▶ What you need to do
Provide only the number of lines in the listing that contain the string "title".

▶ Data supplied

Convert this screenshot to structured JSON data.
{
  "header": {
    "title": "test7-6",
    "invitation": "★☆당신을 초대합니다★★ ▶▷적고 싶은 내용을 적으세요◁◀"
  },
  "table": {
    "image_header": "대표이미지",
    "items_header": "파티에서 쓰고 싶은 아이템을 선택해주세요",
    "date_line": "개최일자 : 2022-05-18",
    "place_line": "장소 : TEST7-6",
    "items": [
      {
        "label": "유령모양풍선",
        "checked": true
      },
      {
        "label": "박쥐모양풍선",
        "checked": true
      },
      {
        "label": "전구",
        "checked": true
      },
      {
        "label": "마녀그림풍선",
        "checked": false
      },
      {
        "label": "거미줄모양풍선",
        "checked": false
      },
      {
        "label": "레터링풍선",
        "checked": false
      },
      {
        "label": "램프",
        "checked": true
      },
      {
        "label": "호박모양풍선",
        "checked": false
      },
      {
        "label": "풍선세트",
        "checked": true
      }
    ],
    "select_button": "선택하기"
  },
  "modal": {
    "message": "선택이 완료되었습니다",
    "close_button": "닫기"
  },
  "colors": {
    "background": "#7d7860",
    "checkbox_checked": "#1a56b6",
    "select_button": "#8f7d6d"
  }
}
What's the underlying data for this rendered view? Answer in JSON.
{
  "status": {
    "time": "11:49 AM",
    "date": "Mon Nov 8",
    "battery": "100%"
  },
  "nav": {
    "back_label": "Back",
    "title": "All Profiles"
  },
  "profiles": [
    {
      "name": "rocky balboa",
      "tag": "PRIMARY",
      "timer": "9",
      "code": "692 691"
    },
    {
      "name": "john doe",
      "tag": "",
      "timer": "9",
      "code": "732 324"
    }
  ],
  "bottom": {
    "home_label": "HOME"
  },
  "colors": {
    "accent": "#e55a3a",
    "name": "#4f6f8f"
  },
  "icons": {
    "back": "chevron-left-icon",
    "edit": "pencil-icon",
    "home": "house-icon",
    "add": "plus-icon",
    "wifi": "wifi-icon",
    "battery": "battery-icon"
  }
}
* * *
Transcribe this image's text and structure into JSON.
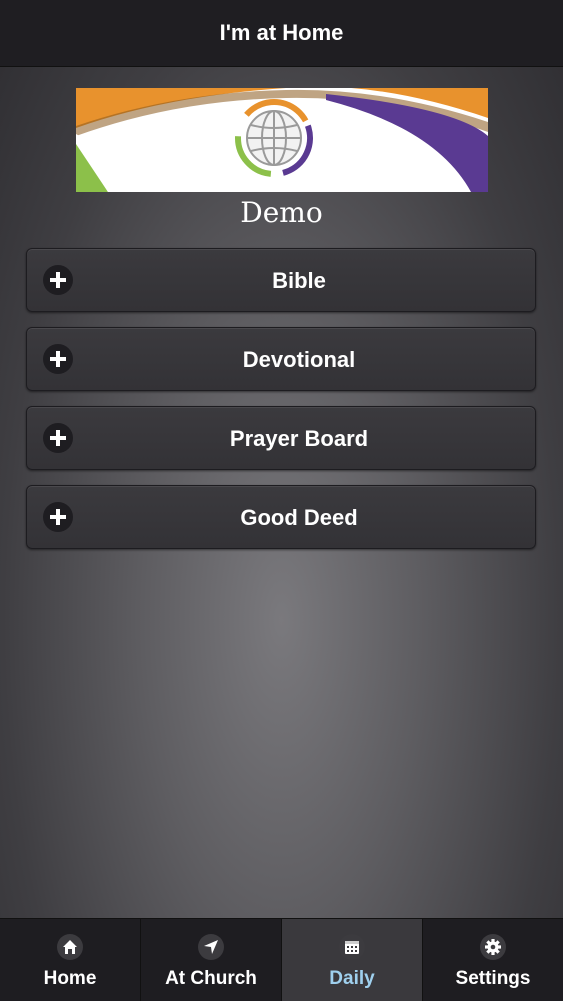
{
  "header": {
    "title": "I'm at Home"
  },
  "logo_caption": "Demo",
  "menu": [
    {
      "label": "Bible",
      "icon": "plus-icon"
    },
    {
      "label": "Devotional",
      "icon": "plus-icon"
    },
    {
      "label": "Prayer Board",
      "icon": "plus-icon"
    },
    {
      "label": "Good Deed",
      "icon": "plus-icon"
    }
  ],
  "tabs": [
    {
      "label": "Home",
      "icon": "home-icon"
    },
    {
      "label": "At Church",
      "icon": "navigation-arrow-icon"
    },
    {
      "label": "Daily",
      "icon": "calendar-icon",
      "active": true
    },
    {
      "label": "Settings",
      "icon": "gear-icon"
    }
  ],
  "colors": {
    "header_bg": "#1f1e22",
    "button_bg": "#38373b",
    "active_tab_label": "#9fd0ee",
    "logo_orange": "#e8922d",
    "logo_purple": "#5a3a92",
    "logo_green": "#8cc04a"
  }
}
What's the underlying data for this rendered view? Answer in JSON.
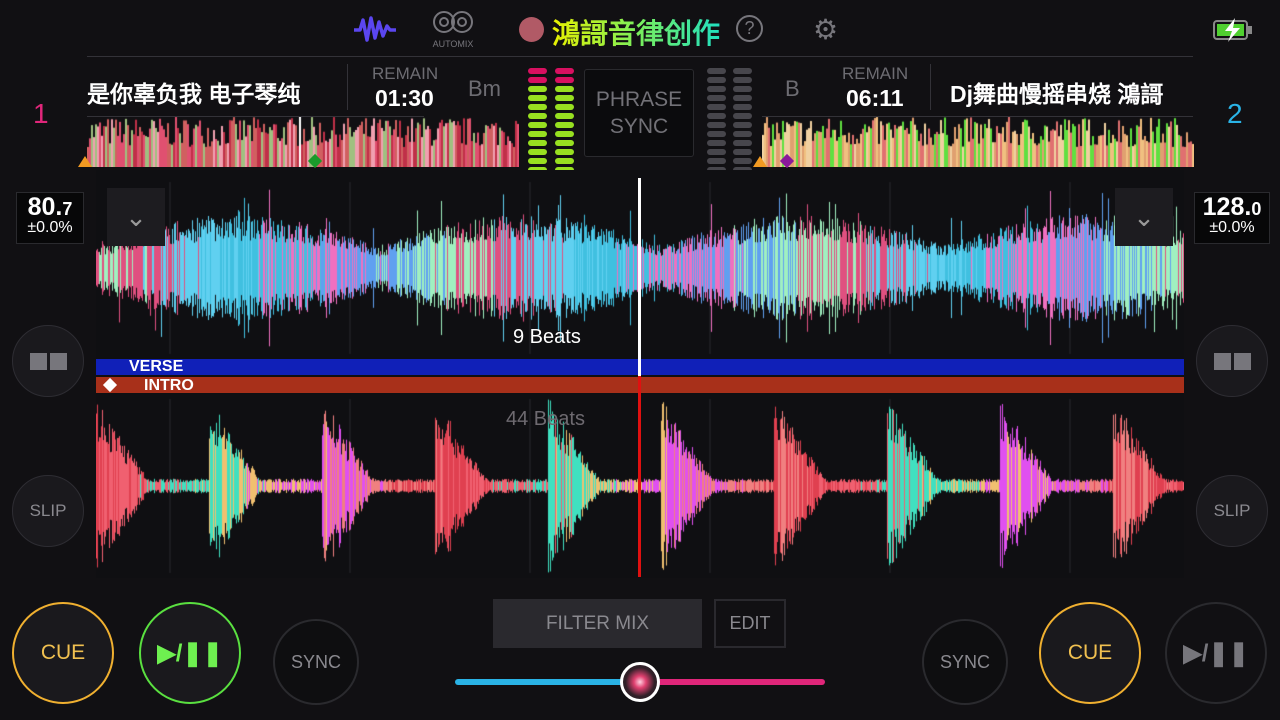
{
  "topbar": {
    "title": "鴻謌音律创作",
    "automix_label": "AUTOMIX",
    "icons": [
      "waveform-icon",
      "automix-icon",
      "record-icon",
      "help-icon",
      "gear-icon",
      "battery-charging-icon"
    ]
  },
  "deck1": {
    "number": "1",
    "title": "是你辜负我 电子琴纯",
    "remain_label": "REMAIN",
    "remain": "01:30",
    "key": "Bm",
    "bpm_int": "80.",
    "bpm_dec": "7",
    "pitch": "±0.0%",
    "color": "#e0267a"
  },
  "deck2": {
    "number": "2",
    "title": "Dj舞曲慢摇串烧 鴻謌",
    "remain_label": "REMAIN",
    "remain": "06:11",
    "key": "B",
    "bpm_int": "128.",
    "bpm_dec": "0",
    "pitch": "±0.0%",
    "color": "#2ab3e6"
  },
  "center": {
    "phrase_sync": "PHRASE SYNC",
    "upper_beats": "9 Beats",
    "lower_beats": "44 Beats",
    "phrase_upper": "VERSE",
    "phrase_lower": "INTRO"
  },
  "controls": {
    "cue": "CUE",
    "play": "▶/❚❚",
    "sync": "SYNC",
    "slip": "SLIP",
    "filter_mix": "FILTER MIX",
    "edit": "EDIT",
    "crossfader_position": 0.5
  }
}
...
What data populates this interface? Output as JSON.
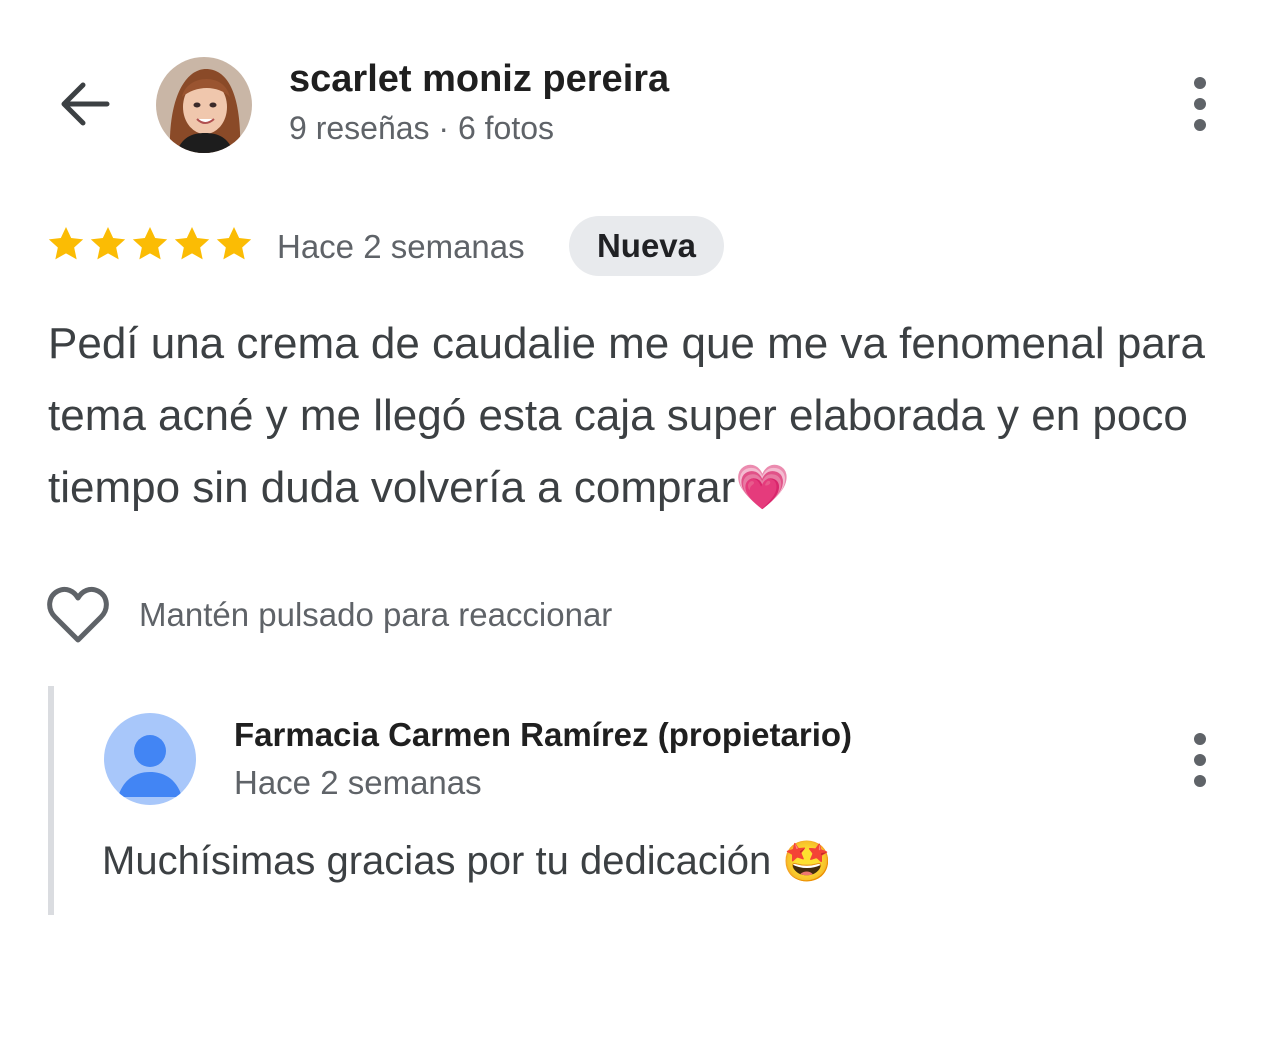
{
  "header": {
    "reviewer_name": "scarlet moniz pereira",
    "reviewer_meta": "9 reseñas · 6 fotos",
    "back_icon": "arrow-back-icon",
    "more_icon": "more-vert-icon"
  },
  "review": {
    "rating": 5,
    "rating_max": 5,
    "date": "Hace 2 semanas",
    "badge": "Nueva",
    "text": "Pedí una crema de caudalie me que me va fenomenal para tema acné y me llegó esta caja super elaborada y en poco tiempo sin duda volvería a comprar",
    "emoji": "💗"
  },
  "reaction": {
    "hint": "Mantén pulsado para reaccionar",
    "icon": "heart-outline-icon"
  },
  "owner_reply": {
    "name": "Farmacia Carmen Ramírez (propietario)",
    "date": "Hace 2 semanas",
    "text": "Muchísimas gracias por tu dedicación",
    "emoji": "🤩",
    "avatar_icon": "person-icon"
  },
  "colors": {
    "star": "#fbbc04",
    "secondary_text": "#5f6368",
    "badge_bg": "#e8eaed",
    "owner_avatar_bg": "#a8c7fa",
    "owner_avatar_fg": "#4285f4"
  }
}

▶ Final result
6